[Dataset items]
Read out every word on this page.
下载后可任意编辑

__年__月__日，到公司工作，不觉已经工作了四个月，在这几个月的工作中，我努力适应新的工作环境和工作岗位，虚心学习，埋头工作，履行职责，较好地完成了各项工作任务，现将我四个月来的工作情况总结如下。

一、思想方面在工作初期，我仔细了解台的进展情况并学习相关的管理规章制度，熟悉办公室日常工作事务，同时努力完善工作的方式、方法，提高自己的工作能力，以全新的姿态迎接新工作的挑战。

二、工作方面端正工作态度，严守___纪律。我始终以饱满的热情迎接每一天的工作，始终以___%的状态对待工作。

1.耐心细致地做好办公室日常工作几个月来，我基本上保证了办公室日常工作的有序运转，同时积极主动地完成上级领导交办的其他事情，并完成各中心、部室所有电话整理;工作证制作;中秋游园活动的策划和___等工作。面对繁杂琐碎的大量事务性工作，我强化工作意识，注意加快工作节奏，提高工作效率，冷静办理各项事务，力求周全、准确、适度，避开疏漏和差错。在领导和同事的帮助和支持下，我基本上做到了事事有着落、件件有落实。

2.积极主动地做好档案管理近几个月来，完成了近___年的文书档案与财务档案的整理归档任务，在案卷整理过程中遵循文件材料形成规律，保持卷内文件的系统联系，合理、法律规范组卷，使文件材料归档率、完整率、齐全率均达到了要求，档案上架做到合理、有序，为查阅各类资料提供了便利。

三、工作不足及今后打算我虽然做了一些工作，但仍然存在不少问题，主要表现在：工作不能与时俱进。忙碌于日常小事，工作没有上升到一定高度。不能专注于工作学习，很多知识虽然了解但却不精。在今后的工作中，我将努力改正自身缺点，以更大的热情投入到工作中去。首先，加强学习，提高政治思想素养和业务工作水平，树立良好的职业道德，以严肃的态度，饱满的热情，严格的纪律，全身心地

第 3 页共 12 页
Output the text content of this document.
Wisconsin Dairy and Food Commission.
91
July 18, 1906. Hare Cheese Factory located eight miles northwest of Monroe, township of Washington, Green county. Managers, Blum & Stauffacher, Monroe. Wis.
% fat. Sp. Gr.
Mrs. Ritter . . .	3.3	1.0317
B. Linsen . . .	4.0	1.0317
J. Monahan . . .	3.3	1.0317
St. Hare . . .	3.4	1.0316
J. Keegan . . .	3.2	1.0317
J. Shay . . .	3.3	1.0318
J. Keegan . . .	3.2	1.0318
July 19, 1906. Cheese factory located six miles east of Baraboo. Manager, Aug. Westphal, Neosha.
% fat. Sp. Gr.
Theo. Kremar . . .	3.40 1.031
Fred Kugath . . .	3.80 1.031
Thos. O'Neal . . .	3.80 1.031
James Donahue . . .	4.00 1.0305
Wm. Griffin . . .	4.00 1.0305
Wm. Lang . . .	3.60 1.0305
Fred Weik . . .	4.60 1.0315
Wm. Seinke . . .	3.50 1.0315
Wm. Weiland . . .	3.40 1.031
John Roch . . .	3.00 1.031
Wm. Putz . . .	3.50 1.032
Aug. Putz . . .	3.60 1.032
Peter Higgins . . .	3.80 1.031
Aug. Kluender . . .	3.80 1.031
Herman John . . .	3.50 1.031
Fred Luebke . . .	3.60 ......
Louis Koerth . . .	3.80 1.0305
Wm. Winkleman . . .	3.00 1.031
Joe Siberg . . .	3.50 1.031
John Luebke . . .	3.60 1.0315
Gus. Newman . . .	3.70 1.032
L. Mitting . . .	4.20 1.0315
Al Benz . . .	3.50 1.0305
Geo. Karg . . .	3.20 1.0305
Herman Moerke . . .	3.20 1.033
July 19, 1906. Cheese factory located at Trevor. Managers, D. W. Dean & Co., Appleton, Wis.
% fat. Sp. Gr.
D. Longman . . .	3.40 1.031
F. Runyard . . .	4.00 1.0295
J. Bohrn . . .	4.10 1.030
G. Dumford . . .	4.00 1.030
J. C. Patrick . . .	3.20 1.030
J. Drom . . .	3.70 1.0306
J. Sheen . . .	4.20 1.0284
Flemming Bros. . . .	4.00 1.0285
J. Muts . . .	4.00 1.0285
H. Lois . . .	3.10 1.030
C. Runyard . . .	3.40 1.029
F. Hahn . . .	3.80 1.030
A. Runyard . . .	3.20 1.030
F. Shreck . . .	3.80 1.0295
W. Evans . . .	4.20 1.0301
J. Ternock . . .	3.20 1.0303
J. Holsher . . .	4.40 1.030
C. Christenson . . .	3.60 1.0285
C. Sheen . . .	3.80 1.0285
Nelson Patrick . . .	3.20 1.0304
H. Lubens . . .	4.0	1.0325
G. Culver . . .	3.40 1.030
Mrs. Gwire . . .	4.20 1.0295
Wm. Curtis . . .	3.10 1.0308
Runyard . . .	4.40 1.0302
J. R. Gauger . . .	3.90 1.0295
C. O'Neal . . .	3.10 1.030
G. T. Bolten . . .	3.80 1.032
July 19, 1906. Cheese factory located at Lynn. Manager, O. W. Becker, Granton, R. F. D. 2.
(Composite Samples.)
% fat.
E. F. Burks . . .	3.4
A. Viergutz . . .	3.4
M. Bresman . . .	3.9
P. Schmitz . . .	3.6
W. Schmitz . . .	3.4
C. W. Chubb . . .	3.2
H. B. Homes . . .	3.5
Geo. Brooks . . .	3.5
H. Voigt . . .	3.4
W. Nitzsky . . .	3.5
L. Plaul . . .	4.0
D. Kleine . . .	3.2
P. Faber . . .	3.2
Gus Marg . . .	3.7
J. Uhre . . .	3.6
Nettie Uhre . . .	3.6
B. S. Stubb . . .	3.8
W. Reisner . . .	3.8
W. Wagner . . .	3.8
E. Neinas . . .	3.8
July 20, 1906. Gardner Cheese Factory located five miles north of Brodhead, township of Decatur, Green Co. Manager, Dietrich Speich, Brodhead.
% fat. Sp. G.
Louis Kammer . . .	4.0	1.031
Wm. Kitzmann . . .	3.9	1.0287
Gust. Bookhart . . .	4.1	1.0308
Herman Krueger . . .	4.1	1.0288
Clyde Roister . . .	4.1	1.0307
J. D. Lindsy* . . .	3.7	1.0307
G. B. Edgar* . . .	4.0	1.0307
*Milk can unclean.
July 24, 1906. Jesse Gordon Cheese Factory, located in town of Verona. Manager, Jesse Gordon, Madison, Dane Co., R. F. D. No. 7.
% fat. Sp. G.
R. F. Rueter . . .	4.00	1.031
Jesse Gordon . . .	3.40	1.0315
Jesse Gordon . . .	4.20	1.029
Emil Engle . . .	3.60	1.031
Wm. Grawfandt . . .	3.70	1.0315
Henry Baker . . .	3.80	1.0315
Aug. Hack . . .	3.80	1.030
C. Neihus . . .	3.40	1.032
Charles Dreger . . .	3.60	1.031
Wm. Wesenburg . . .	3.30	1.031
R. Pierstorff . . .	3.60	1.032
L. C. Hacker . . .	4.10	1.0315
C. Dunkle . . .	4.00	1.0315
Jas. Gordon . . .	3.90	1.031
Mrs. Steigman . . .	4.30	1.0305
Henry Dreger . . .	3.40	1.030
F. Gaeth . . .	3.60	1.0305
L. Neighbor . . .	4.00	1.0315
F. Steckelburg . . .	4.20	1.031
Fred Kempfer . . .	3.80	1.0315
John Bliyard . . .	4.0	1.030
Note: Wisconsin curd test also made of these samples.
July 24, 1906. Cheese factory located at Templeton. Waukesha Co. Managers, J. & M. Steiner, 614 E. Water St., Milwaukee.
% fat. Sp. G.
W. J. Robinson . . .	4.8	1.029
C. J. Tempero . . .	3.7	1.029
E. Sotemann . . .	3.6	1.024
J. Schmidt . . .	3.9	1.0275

> Aim of the exercise
Identify and list each line with the word "Herman".

> Result for this task
Herman John . . .	3.50 1.031
Herman Moerke . . .	3.20 1.033
Herman Krueger . . .	4.1	1.0288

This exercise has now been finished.